REQUIREMENT: Below are some entries. Output each one exactly as it appears.

EXTRACTED MATERIAL:

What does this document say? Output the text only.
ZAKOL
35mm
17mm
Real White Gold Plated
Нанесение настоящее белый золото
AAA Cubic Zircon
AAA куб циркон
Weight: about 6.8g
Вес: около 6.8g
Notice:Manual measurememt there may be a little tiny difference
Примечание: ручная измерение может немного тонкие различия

ANSWER TO THE EXERCISE:
What does this document say? Output the text only.
ZAKOL
35mm
17mm
Real White Gold Plated
Нанесение настоящее белый золото
AAA Cubic Zircon
AAA куб циркон
Weight: about 6.8g
Вес: около 6.8g
Notice:Manual measurememt there may be a little tiny difference
Примечание: ручная измерение может немного тонкие различия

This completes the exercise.